Return the data exactly, with all pictures removed.

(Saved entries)
— BEGIN —

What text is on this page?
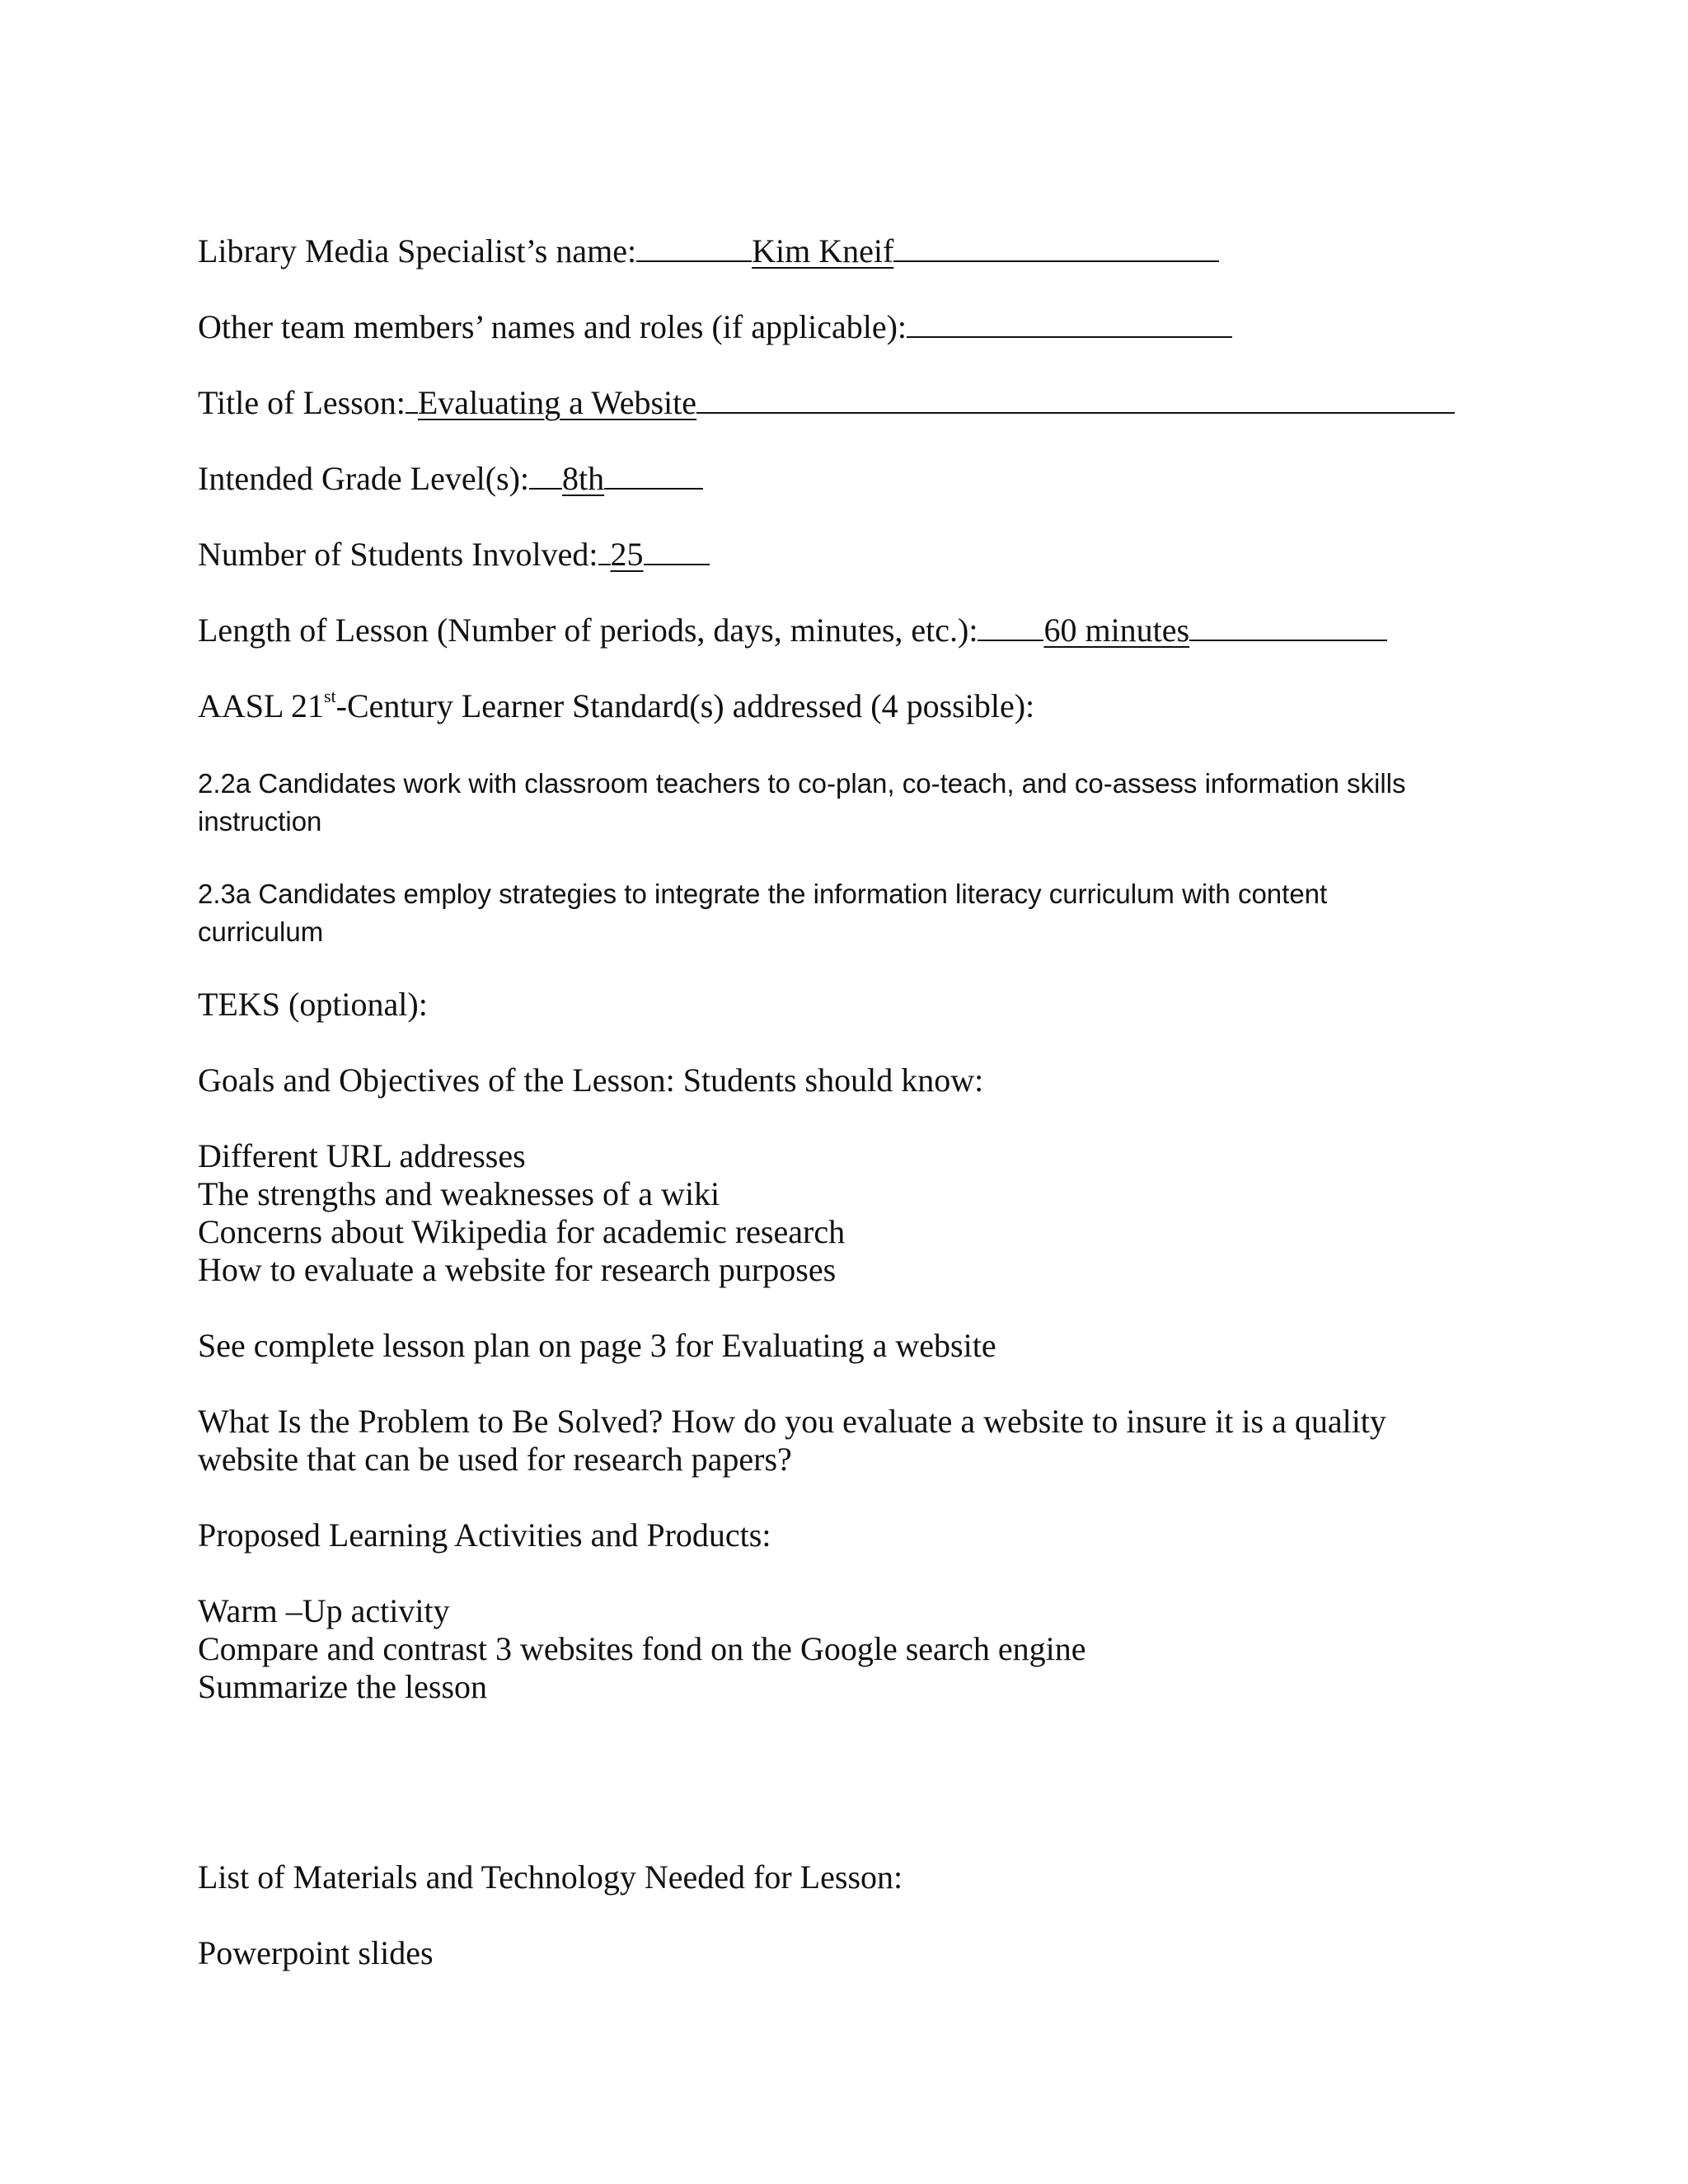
Library Media Specialist’s name:	Kim Kneif
Other team members’ names and roles (if applicable):
Title of Lesson: Evaluating a Website
Intended Grade Level(s): 8th
Number of Students Involved: 25
Length of Lesson (Number of periods, days, minutes, etc.): 60 minutes
AASL 21st-Century Learner Standard(s) addressed (4 possible):
2.2a Candidates work with classroom teachers to co-plan, co-teach, and co-assess information skills instruction
2.3a Candidates employ strategies to integrate the information literacy curriculum with content curriculum
TEKS (optional):
Goals and Objectives of the Lesson: Students should know:
Different URL addresses
The strengths and weaknesses of a wiki
Concerns about Wikipedia for academic research
How to evaluate a website for research purposes
See complete lesson plan on page 3 for Evaluating a website
What Is the Problem to Be Solved? How do you evaluate a website to insure it is a quality
website that can be used for research papers?
Proposed Learning Activities and Products:
Warm –Up activity
Compare and contrast 3 websites fond on the Google search engine
Summarize the lesson
List of Materials and Technology Needed for Lesson:
Powerpoint slides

— END —

* _Output for this exercise_:
What text is on this page?
Library Media Specialist’s name:	Kim Kneif
Other team members’ names and roles (if applicable):
Title of Lesson: Evaluating a Website
Intended Grade Level(s): 8th
Number of Students Involved: 25
Length of Lesson (Number of periods, days, minutes, etc.): 60 minutes
AASL 21st-Century Learner Standard(s) addressed (4 possible):
2.2a Candidates work with classroom teachers to co-plan, co-teach, and co-assess information skills instruction
2.3a Candidates employ strategies to integrate the information literacy curriculum with content curriculum
TEKS (optional):
Goals and Objectives of the Lesson: Students should know:
Different URL addresses
The strengths and weaknesses of a wiki
Concerns about Wikipedia for academic research
How to evaluate a website for research purposes
See complete lesson plan on page 3 for Evaluating a website
What Is the Problem to Be Solved? How do you evaluate a website to insure it is a quality
website that can be used for research papers?
Proposed Learning Activities and Products:
Warm –Up activity
Compare and contrast 3 websites fond on the Google search engine
Summarize the lesson
List of Materials and Technology Needed for Lesson:
Powerpoint slides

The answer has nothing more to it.